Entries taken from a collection
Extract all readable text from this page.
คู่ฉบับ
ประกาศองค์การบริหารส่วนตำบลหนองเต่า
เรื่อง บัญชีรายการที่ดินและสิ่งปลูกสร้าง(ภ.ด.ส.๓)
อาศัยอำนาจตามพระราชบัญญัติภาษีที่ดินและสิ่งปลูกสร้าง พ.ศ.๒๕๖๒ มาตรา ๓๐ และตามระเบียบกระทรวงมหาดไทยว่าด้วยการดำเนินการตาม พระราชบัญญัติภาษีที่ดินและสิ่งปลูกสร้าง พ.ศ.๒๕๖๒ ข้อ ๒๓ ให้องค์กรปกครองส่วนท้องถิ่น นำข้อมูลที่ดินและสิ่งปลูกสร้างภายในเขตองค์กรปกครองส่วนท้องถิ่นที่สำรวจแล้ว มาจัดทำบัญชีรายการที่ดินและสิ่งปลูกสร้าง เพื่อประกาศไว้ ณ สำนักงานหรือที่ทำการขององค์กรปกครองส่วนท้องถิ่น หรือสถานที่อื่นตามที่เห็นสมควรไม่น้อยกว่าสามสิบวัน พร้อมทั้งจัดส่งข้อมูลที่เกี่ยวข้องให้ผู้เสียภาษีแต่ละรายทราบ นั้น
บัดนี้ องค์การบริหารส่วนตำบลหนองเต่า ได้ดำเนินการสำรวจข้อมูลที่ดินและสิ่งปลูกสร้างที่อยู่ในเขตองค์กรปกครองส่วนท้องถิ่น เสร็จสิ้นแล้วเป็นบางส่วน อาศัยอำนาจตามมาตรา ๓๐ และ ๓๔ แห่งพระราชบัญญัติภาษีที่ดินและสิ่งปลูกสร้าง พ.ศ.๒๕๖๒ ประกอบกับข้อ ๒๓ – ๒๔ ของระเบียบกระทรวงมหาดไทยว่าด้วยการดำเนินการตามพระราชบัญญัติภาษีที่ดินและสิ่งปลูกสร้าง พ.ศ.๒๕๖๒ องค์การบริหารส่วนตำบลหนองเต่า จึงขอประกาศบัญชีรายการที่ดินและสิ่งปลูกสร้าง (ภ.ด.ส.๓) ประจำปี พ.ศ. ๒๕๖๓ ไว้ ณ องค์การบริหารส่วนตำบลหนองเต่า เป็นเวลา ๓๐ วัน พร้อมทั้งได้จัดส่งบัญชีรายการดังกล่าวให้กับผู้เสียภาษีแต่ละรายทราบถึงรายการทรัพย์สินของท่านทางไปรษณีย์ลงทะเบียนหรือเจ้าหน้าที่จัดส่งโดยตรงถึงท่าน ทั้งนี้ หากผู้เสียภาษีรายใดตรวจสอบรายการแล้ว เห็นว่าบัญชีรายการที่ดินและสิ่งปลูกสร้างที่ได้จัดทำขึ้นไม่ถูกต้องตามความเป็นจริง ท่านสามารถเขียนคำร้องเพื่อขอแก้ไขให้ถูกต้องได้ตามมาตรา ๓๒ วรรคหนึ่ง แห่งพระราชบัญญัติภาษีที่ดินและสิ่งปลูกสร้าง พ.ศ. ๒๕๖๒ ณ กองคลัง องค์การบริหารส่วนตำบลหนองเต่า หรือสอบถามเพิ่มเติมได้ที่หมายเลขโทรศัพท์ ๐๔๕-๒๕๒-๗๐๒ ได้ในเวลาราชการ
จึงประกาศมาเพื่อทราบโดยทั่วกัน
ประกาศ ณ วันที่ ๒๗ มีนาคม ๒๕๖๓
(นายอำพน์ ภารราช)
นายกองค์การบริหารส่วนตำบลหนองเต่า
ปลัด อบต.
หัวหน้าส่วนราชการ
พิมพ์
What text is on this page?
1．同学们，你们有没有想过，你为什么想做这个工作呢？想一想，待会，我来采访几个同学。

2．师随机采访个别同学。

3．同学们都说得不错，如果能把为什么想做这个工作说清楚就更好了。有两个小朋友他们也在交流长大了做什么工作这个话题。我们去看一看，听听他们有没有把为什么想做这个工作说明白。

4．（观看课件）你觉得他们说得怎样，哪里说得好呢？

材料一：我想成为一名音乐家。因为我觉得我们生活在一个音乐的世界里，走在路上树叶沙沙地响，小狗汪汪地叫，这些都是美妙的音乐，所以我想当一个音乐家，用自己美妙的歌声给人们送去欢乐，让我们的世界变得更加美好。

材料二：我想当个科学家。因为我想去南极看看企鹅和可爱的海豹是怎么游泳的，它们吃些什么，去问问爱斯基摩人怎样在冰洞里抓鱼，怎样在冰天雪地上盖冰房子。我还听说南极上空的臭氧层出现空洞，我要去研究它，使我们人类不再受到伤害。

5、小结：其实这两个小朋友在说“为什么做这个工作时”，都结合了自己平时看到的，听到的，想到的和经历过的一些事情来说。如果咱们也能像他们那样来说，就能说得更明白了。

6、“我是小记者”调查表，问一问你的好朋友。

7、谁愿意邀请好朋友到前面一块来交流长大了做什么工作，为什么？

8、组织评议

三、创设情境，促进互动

* Requirement *
All of the entries above should be written out again exactly.

* Response to the exercise *
Extract all readable text from this page.
คู่ฉบับ
ประกาศองค์การบริหารส่วนตำบลหนองเต่า
เรื่อง บัญชีรายการที่ดินและสิ่งปลูกสร้าง(ภ.ด.ส.๓)
อาศัยอำนาจตามพระราชบัญญัติภาษีที่ดินและสิ่งปลูกสร้าง พ.ศ.๒๕๖๒ มาตรา ๓๐ และตามระเบียบกระทรวงมหาดไทยว่าด้วยการดำเนินการตาม พระราชบัญญัติภาษีที่ดินและสิ่งปลูกสร้าง พ.ศ.๒๕๖๒ ข้อ ๒๓ ให้องค์กรปกครองส่วนท้องถิ่น นำข้อมูลที่ดินและสิ่งปลูกสร้างภายในเขตองค์กรปกครองส่วนท้องถิ่นที่สำรวจแล้ว มาจัดทำบัญชีรายการที่ดินและสิ่งปลูกสร้าง เพื่อประกาศไว้ ณ สำนักงานหรือที่ทำการขององค์กรปกครองส่วนท้องถิ่น หรือสถานที่อื่นตามที่เห็นสมควรไม่น้อยกว่าสามสิบวัน พร้อมทั้งจัดส่งข้อมูลที่เกี่ยวข้องให้ผู้เสียภาษีแต่ละรายทราบ นั้น
บัดนี้ องค์การบริหารส่วนตำบลหนองเต่า ได้ดำเนินการสำรวจข้อมูลที่ดินและสิ่งปลูกสร้างที่อยู่ในเขตองค์กรปกครองส่วนท้องถิ่น เสร็จสิ้นแล้วเป็นบางส่วน อาศัยอำนาจตามมาตรา ๓๐ และ ๓๔ แห่งพระราชบัญญัติภาษีที่ดินและสิ่งปลูกสร้าง พ.ศ.๒๕๖๒ ประกอบกับข้อ ๒๓ – ๒๔ ของระเบียบกระทรวงมหาดไทยว่าด้วยการดำเนินการตามพระราชบัญญัติภาษีที่ดินและสิ่งปลูกสร้าง พ.ศ.๒๕๖๒ องค์การบริหารส่วนตำบลหนองเต่า จึงขอประกาศบัญชีรายการที่ดินและสิ่งปลูกสร้าง (ภ.ด.ส.๓) ประจำปี พ.ศ. ๒๕๖๓ ไว้ ณ องค์การบริหารส่วนตำบลหนองเต่า เป็นเวลา ๓๐ วัน พร้อมทั้งได้จัดส่งบัญชีรายการดังกล่าวให้กับผู้เสียภาษีแต่ละรายทราบถึงรายการทรัพย์สินของท่านทางไปรษณีย์ลงทะเบียนหรือเจ้าหน้าที่จัดส่งโดยตรงถึงท่าน ทั้งนี้ หากผู้เสียภาษีรายใดตรวจสอบรายการแล้ว เห็นว่าบัญชีรายการที่ดินและสิ่งปลูกสร้างที่ได้จัดทำขึ้นไม่ถูกต้องตามความเป็นจริง ท่านสามารถเขียนคำร้องเพื่อขอแก้ไขให้ถูกต้องได้ตามมาตรา ๓๒ วรรคหนึ่ง แห่งพระราชบัญญัติภาษีที่ดินและสิ่งปลูกสร้าง พ.ศ. ๒๕๖๒ ณ กองคลัง องค์การบริหารส่วนตำบลหนองเต่า หรือสอบถามเพิ่มเติมได้ที่หมายเลขโทรศัพท์ ๐๔๕-๒๕๒-๗๐๒ ได้ในเวลาราชการ
จึงประกาศมาเพื่อทราบโดยทั่วกัน
ประกาศ ณ วันที่ ๒๗ มีนาคม ๒๕๖๓
(นายอำพน์ ภารราช)
นายกองค์การบริหารส่วนตำบลหนองเต่า
ปลัด อบต.
หัวหน้าส่วนราชการ
พิมพ์
What text is on this page?
1．同学们，你们有没有想过，你为什么想做这个工作呢？想一想，待会，我来采访几个同学。

2．师随机采访个别同学。

3．同学们都说得不错，如果能把为什么想做这个工作说清楚就更好了。有两个小朋友他们也在交流长大了做什么工作这个话题。我们去看一看，听听他们有没有把为什么想做这个工作说明白。

4．（观看课件）你觉得他们说得怎样，哪里说得好呢？

材料一：我想成为一名音乐家。因为我觉得我们生活在一个音乐的世界里，走在路上树叶沙沙地响，小狗汪汪地叫，这些都是美妙的音乐，所以我想当一个音乐家，用自己美妙的歌声给人们送去欢乐，让我们的世界变得更加美好。

材料二：我想当个科学家。因为我想去南极看看企鹅和可爱的海豹是怎么游泳的，它们吃些什么，去问问爱斯基摩人怎样在冰洞里抓鱼，怎样在冰天雪地上盖冰房子。我还听说南极上空的臭氧层出现空洞，我要去研究它，使我们人类不再受到伤害。

5、小结：其实这两个小朋友在说“为什么做这个工作时”，都结合了自己平时看到的，听到的，想到的和经历过的一些事情来说。如果咱们也能像他们那样来说，就能说得更明白了。

6、“我是小记者”调查表，问一问你的好朋友。

7、谁愿意邀请好朋友到前面一块来交流长大了做什么工作，为什么？

8、组织评议

三、创设情境，促进互动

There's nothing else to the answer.